# Stated task:
Can you find the lines of the listing that include "Suárez" and copy every one?

# Records for this task:

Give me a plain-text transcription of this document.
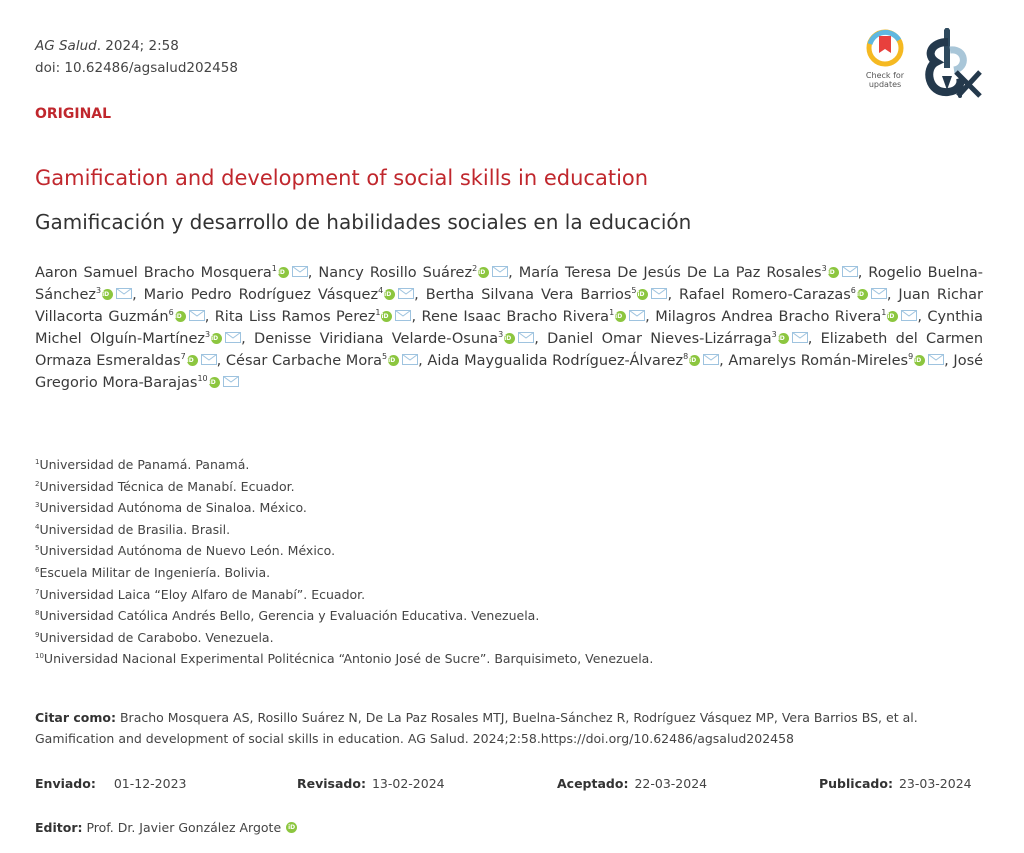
AG Salud. 2024; 2:58
doi: 10.62486/agsalud202458
ORIGINAL
Check for
updates
Gamification and development of social skills in education
Gamificación y desarrollo de habilidades sociales en la educación
Aaron Samuel Bracho Mosquera$^1$iD , Nancy Rosillo Suárez$^2$iD , María Teresa De Jesús De La Paz Rosales$^3$iD , Rogelio Buelna-Sánchez$^3$iD , Mario Pedro Rodríguez Vásquez$^4$iD , Bertha Silvana Vera Barrios$^5$iD , Rafael Romero-Carazas$^6$iD , Juan Richar Villacorta Guzmán$^6$iD , Rita Liss Ramos Perez$^1$iD , Rene Isaac Bracho Rivera$^1$iD , Milagros Andrea Bracho Rivera$^1$iD , Cynthia Michel Olguín-Martínez$^3$iD , Denisse Viridiana Velarde-Osuna$^3$iD , Daniel Omar Nieves-Lizárraga$^3$iD , Elizabeth del Carmen Ormaza Esmeraldas$^7$iD , César Carbache Mora$^5$iD , Aida Maygualida Rodríguez-Álvarez$^8$iD , Amarelys Román-Mireles$^9$iD , José Gregorio Mora-Barajas$^{10}$iD
$^1$Universidad de Panamá. Panamá.
$^2$Universidad Técnica de Manabí. Ecuador.
$^3$Universidad Autónoma de Sinaloa. México.
$^4$Universidad de Brasilia. Brasil.
$^5$Universidad Autónoma de Nuevo León. México.
$^6$Escuela Militar de Ingeniería. Bolivia.
$^7$Universidad Laica “Eloy Alfaro de Manabí”. Ecuador.
$^8$Universidad Católica Andrés Bello, Gerencia y Evaluación Educativa. Venezuela.
$^9$Universidad de Carabobo. Venezuela.
$^{10}$Universidad Nacional Experimental Politécnica “Antonio José de Sucre”. Barquisimeto, Venezuela.
Citar como: Bracho Mosquera AS, Rosillo Suárez N, De La Paz Rosales MTJ, Buelna-Sánchez R, Rodríguez Vásquez MP, Vera Barrios BS, et al. Gamification and development of social skills in education. AG Salud. 2024;2:58.https://doi.org/10.62486/agsalud202458
Enviado: 01-12-2023	Revisado: 13-02-2024	Aceptado: 22-03-2024	Publicado: 23-03-2024
Editor: Prof. Dr. Javier González Argote iD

# Response for this exercise:
Aaron Samuel Bracho Mosquera$^1$iD , Nancy Rosillo Suárez$^2$iD , María Teresa De Jesús De La Paz Rosales$^3$iD , Rogelio Buelna-Sánchez$^3$iD , Mario Pedro Rodríguez Vásquez$^4$iD , Bertha Silvana Vera Barrios$^5$iD , Rafael Romero-Carazas$^6$iD , Juan Richar Villacorta Guzmán$^6$iD , Rita Liss Ramos Perez$^1$iD , Rene Isaac Bracho Rivera$^1$iD , Milagros Andrea Bracho Rivera$^1$iD , Cynthia Michel Olguín-Martínez$^3$iD , Denisse Viridiana Velarde-Osuna$^3$iD , Daniel Omar Nieves-Lizárraga$^3$iD , Elizabeth del Carmen Ormaza Esmeraldas$^7$iD , César Carbache Mora$^5$iD , Aida Maygualida Rodríguez-Álvarez$^8$iD , Amarelys Román-Mireles$^9$iD , José Gregorio Mora-Barajas$^{10}$iD
Citar como: Bracho Mosquera AS, Rosillo Suárez N, De La Paz Rosales MTJ, Buelna-Sánchez R, Rodríguez Vásquez MP, Vera Barrios BS, et al. Gamification and development of social skills in education. AG Salud. 2024;2:58.https://doi.org/10.62486/agsalud202458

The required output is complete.